==== EXERCISE INPUTS ====

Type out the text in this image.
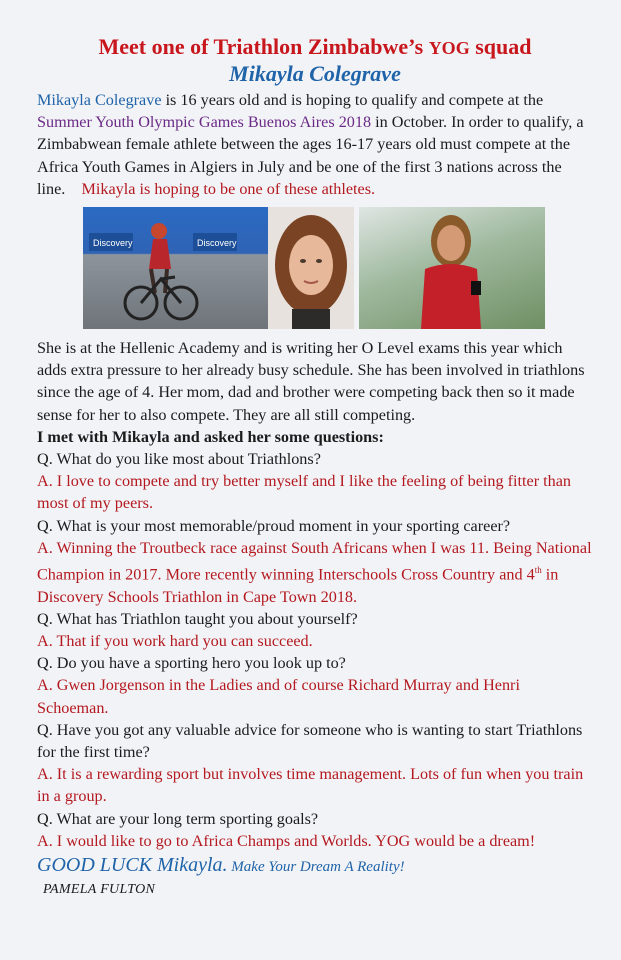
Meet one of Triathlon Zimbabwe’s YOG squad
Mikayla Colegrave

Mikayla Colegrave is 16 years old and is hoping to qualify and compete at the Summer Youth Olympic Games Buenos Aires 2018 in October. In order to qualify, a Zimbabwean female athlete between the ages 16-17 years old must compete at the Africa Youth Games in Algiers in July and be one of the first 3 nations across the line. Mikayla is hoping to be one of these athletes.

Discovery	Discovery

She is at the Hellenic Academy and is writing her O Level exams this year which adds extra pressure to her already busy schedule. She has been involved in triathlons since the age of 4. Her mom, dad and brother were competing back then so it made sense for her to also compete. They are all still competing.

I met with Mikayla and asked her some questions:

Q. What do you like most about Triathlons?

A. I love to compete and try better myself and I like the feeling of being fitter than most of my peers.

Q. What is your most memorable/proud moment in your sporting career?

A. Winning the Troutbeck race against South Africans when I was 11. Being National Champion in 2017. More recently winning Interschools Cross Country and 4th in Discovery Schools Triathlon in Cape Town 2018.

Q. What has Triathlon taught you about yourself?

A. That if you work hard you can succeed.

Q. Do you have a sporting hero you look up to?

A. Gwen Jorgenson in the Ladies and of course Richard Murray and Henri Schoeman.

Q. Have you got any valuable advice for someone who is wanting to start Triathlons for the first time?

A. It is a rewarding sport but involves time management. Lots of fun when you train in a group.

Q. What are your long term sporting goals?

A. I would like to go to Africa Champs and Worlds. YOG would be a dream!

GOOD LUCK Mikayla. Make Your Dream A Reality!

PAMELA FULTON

====
==== EXERCISE INPUTS ====

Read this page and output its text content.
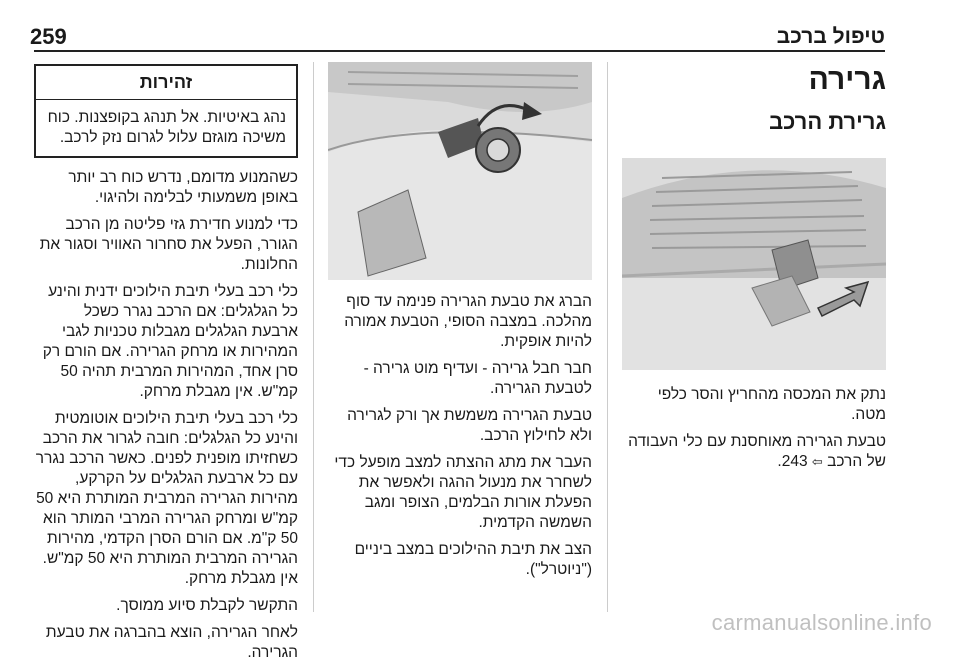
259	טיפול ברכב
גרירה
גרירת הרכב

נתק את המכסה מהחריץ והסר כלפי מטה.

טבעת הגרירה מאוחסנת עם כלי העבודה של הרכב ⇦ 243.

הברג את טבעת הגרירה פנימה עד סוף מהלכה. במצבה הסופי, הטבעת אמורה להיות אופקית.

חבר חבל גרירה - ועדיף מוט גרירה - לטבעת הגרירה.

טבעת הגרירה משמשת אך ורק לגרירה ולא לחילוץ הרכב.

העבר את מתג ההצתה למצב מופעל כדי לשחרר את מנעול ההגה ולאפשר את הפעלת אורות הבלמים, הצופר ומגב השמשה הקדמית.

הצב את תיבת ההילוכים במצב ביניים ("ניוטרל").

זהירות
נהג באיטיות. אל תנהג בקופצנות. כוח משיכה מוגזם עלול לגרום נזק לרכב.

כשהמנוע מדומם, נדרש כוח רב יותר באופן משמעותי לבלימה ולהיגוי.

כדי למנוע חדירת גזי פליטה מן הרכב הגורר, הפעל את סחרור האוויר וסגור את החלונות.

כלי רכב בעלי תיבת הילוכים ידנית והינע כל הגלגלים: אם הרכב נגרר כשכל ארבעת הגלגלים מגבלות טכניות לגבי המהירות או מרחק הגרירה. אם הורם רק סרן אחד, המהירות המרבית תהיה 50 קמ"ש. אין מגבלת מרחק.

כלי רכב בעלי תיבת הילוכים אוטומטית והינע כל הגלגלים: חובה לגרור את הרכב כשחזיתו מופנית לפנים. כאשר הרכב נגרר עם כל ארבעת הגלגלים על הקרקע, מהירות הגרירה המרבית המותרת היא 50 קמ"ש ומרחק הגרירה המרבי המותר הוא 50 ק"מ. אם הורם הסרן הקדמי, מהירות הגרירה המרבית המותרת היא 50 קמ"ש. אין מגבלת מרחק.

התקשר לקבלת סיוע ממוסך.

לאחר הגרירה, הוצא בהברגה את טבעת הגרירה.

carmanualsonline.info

====
==== EXERCISE INPUTS ====

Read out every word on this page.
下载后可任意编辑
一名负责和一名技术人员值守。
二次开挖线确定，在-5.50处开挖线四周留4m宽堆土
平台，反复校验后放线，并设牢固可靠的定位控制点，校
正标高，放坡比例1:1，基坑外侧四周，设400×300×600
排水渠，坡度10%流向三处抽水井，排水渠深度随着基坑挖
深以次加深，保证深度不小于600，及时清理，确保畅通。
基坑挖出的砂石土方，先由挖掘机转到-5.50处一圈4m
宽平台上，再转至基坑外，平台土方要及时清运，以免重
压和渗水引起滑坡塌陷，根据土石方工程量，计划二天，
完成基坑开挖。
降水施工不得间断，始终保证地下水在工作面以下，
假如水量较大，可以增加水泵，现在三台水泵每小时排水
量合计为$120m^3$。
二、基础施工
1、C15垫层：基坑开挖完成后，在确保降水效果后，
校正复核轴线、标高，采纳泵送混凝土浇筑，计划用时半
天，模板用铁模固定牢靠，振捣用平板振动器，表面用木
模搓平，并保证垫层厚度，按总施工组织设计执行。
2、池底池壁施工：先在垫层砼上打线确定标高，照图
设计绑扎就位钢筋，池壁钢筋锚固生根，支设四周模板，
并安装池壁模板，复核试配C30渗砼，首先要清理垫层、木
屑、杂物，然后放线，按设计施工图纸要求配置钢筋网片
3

====

__WHAT THE TASK REQUIRES__
Go through the material and select each line with the string "first" in it.

__FINISHED TASK__
Mikayla Colegrave is 16 years old and is hoping to qualify and compete at the Summer Youth Olympic Games Buenos Aires 2018 in October. In order to qualify, a Zimbabwean female athlete between the ages 16-17 years old must compete at the Africa Youth Games in Algiers in July and be one of the first 3 nations across the line. Mikayla is hoping to be one of these athletes.
Q. Have you got any valuable advice for someone who is wanting to start Triathlons for the first time?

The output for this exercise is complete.